**YOUR INSTRUCTIONS**
Lines containing the word "label" are the ones to copy from the records below.

**THE DATA**

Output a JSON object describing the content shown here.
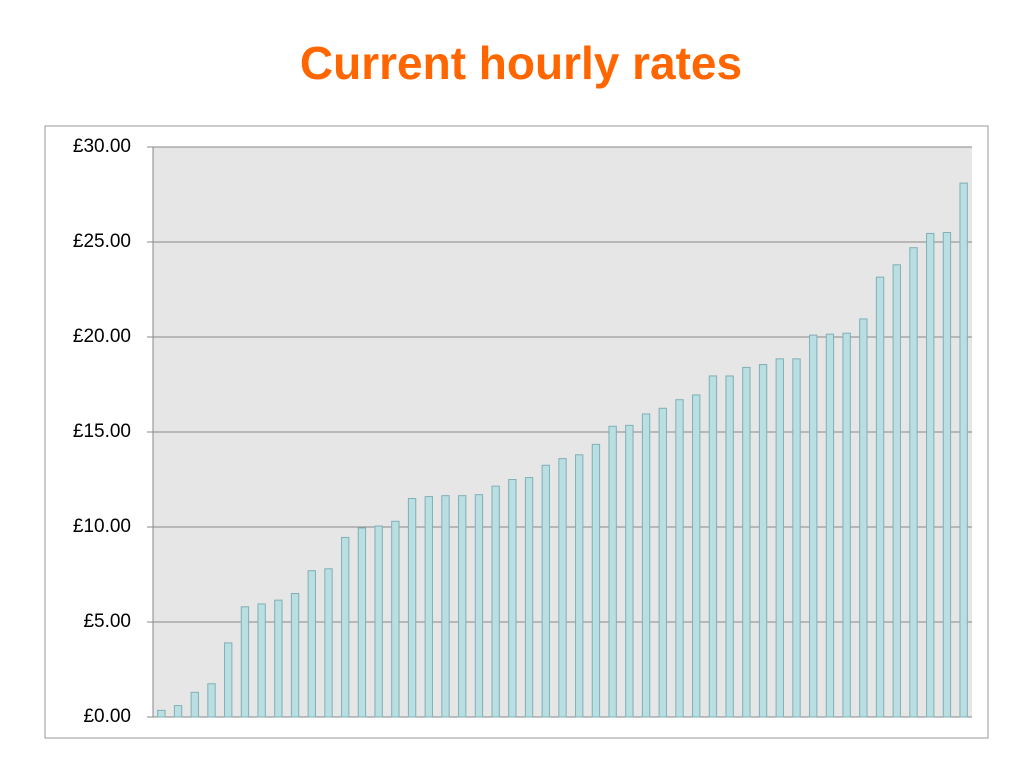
{
  "chart_data": {
    "type": "bar",
    "title": "Current hourly rates",
    "categories": [
      null,
      null,
      null,
      null,
      null,
      null,
      null,
      null,
      null,
      null,
      null,
      null,
      null,
      null,
      null,
      null,
      null,
      null,
      null,
      null,
      null,
      null,
      null,
      null,
      null,
      null,
      null,
      null,
      null,
      null,
      null,
      null,
      null,
      null,
      null,
      null,
      null,
      null,
      null,
      null,
      null,
      null,
      null,
      null,
      null,
      null,
      null,
      null,
      null
    ],
    "values": [
      0.35,
      0.6,
      1.3,
      1.75,
      3.9,
      5.8,
      5.95,
      6.15,
      6.5,
      7.7,
      7.8,
      9.45,
      9.95,
      10.05,
      10.3,
      11.5,
      11.6,
      11.65,
      11.65,
      11.7,
      12.15,
      12.5,
      12.6,
      13.25,
      13.6,
      13.8,
      14.35,
      15.3,
      15.35,
      15.95,
      16.25,
      16.7,
      16.95,
      17.95,
      17.95,
      18.4,
      18.55,
      18.85,
      18.85,
      20.1,
      20.15,
      20.2,
      20.95,
      23.15,
      23.8,
      24.7,
      25.45,
      25.5,
      28.1
    ],
    "color": "#b9dfe2",
    "ylim": [
      0,
      30
    ],
    "yticks": [
      {
        "value": 0,
        "label": "£0.00"
      },
      {
        "value": 5,
        "label": "£5.00"
      },
      {
        "value": 10,
        "label": "£10.00"
      },
      {
        "value": 15,
        "label": "£15.00"
      },
      {
        "value": 20,
        "label": "£20.00"
      },
      {
        "value": 25,
        "label": "£25.00"
      },
      {
        "value": 30,
        "label": "£30.00"
      }
    ],
    "grid": true
  }
}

**EXERCISE RESULT**
        "label": "£0.00"
        "label": "£5.00"
        "label": "£10.00"
        "label": "£15.00"
        "label": "£20.00"
        "label": "£25.00"
        "label": "£30.00"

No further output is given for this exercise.